DATASET CONTENT
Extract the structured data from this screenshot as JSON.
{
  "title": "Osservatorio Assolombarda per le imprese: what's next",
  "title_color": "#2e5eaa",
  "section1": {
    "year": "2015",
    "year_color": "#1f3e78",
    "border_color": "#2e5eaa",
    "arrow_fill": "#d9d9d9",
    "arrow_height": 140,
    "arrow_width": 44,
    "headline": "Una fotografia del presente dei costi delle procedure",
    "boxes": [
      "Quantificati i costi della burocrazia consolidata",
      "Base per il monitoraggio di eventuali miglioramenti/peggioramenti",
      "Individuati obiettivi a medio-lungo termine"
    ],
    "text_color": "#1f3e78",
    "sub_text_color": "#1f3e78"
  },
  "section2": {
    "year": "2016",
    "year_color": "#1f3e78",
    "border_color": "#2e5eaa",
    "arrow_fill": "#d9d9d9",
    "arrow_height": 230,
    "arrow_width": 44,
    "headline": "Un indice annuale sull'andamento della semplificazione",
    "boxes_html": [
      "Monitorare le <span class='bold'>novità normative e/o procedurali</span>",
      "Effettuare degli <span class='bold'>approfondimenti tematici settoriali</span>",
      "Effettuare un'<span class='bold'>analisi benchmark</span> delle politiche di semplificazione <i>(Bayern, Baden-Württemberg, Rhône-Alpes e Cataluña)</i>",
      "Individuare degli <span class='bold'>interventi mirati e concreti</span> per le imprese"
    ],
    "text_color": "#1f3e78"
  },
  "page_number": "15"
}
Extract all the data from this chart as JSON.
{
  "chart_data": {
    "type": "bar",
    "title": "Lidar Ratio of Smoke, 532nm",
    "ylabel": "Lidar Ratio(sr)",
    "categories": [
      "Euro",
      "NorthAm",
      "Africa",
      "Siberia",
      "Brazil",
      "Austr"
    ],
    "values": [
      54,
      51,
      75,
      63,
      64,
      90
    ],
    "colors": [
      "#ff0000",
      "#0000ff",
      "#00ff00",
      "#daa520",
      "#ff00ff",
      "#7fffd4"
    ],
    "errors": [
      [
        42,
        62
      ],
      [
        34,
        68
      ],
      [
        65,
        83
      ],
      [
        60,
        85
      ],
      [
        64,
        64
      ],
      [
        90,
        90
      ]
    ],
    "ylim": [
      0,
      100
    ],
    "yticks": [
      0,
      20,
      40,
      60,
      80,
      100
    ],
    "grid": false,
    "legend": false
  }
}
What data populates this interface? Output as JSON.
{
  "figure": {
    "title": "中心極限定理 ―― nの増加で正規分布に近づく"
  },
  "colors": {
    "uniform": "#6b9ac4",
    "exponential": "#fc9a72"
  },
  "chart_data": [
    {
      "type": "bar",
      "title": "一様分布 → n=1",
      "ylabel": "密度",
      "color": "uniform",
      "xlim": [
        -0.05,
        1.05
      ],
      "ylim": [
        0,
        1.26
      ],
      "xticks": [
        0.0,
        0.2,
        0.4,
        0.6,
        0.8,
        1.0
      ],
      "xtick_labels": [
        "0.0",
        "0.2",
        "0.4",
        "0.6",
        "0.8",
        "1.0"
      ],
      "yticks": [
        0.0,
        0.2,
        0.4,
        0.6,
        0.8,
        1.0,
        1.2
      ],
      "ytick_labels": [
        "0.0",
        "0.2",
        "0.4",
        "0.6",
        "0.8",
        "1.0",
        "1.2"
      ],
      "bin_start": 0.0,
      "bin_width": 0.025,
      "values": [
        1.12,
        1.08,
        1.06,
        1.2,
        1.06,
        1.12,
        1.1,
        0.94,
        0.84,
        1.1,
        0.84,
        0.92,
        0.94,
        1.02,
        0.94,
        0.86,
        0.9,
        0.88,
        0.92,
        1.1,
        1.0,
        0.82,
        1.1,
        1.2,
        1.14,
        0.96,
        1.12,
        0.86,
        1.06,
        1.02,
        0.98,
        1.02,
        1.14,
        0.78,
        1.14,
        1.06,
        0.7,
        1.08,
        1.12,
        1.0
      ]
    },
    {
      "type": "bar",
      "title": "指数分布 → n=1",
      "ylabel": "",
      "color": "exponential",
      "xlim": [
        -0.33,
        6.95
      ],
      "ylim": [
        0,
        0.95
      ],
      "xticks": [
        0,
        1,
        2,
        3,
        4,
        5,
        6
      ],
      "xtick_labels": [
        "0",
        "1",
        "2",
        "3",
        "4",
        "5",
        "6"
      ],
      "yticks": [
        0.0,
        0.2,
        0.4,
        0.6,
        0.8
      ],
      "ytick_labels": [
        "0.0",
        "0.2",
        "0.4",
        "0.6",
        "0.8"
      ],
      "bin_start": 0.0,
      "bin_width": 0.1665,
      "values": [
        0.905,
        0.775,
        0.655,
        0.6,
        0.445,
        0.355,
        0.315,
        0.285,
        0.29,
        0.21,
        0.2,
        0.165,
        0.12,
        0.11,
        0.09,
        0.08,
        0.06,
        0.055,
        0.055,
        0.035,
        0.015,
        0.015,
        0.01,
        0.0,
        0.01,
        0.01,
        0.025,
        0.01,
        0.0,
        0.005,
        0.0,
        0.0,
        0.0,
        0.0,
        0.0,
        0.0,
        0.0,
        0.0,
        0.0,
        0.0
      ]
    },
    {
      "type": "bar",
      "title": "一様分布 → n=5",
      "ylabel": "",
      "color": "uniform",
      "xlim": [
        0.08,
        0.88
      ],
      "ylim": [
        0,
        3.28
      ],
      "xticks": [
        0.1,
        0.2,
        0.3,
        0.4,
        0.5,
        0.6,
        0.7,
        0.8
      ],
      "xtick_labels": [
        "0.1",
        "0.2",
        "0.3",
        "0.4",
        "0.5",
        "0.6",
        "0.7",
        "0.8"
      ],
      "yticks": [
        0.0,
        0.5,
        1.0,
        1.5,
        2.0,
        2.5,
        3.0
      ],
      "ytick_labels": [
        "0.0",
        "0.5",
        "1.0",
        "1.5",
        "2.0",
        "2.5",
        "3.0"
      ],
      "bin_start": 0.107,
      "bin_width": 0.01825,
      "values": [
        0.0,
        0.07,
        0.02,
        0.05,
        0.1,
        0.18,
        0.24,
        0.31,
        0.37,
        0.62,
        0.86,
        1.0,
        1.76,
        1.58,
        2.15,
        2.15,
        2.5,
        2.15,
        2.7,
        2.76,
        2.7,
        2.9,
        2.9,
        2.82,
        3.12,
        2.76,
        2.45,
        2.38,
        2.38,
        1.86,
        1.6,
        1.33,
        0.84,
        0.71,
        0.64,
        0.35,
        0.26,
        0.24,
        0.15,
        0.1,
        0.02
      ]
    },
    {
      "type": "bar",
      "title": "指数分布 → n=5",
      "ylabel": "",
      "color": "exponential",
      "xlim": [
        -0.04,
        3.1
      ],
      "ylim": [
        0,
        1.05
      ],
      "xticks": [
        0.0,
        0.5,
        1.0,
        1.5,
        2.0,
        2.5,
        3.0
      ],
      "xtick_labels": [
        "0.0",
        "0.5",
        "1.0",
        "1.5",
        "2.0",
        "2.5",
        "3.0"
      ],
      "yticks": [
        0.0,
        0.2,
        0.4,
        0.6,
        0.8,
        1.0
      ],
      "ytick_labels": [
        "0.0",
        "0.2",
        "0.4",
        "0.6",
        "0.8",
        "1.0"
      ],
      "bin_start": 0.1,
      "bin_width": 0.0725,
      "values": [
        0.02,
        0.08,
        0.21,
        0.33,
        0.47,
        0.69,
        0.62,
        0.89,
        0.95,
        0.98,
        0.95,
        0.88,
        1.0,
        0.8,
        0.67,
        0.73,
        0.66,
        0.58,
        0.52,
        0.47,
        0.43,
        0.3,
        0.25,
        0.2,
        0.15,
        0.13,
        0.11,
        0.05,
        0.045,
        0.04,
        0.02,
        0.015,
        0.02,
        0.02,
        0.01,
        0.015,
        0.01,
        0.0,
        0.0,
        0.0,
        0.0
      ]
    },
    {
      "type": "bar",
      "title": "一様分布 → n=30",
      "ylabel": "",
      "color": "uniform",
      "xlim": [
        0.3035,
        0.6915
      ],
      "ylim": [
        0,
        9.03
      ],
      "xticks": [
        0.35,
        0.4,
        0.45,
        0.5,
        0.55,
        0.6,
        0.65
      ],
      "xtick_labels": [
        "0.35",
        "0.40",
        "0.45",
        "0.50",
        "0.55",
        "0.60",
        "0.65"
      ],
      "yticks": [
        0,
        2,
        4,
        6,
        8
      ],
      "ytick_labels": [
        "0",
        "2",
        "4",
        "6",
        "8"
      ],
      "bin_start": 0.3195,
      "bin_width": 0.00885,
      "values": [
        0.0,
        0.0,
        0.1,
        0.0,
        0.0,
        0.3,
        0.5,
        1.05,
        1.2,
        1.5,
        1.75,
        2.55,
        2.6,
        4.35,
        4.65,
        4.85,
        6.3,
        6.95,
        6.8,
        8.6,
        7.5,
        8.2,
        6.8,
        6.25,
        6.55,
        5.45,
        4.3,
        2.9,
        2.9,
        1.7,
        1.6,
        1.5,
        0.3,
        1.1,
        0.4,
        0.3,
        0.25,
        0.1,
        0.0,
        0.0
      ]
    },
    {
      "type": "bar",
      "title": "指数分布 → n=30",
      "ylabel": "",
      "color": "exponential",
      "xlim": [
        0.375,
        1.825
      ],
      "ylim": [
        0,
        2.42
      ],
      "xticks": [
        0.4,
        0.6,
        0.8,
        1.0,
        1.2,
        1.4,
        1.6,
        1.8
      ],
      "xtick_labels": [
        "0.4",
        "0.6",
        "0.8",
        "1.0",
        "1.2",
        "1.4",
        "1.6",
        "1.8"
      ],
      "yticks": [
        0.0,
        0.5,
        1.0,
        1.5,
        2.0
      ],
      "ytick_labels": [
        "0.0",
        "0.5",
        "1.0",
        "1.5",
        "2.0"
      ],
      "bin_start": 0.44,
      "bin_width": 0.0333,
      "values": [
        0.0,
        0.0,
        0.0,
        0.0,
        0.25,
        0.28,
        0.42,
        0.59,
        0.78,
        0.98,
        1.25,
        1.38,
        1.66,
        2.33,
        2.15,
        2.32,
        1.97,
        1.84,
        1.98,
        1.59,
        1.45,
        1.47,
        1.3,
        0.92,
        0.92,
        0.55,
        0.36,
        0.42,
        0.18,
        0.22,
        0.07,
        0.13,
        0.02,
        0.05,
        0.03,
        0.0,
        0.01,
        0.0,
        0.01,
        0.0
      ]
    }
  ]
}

WHAT YOU ARE ASKED TO DO
Gather all lines where the word "costi" appears.

COMPLETED EXERCISE
    "headline": "Una fotografia del presente dei costi delle procedure",
      "Quantificati i costi della burocrazia consolidata",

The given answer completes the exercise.